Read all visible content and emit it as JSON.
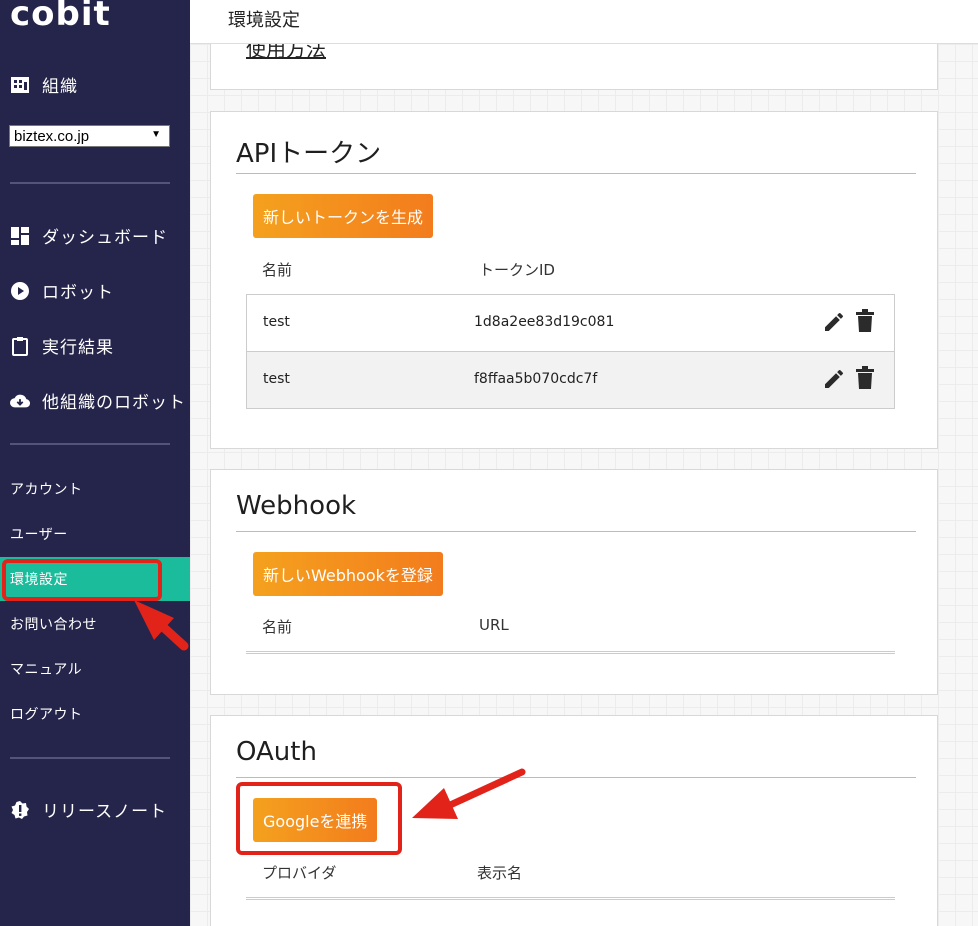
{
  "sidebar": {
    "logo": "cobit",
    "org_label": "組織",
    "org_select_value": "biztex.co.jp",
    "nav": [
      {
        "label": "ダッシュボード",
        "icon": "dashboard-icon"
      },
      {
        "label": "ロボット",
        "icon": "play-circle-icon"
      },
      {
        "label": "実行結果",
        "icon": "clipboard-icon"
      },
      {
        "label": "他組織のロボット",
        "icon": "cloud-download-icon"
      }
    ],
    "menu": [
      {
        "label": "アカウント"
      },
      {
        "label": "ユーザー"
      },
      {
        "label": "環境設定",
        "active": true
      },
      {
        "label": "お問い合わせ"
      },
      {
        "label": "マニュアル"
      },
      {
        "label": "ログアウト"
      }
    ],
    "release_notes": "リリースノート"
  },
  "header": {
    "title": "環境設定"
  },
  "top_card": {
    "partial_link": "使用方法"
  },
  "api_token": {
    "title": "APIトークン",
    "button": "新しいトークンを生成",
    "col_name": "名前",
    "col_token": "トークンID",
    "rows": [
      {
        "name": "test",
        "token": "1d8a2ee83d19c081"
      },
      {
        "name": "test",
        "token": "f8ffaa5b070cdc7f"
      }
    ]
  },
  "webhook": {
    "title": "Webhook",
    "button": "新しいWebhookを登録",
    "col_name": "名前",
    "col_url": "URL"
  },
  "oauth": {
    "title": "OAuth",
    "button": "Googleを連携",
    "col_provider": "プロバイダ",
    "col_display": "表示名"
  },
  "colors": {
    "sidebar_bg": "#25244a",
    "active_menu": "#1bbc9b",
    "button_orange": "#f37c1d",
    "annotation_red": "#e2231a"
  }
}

—————

The records above must be printed exactly; the pictures stay out.

Read all visible content and emit it as JSON.
{
  "sidebar": {
    "logo": "cobit",
    "org_label": "組織",
    "org_select_value": "biztex.co.jp",
    "nav": [
      {
        "label": "ダッシュボード",
        "icon": "dashboard-icon"
      },
      {
        "label": "ロボット",
        "icon": "play-circle-icon"
      },
      {
        "label": "実行結果",
        "icon": "clipboard-icon"
      },
      {
        "label": "他組織のロボット",
        "icon": "cloud-download-icon"
      }
    ],
    "menu": [
      {
        "label": "アカウント"
      },
      {
        "label": "ユーザー"
      },
      {
        "label": "環境設定",
        "active": true
      },
      {
        "label": "お問い合わせ"
      },
      {
        "label": "マニュアル"
      },
      {
        "label": "ログアウト"
      }
    ],
    "release_notes": "リリースノート"
  },
  "header": {
    "title": "環境設定"
  },
  "top_card": {
    "partial_link": "使用方法"
  },
  "api_token": {
    "title": "APIトークン",
    "button": "新しいトークンを生成",
    "col_name": "名前",
    "col_token": "トークンID",
    "rows": [
      {
        "name": "test",
        "token": "1d8a2ee83d19c081"
      },
      {
        "name": "test",
        "token": "f8ffaa5b070cdc7f"
      }
    ]
  },
  "webhook": {
    "title": "Webhook",
    "button": "新しいWebhookを登録",
    "col_name": "名前",
    "col_url": "URL"
  },
  "oauth": {
    "title": "OAuth",
    "button": "Googleを連携",
    "col_provider": "プロバイダ",
    "col_display": "表示名"
  },
  "colors": {
    "sidebar_bg": "#25244a",
    "active_menu": "#1bbc9b",
    "button_orange": "#f37c1d",
    "annotation_red": "#e2231a"
  }
}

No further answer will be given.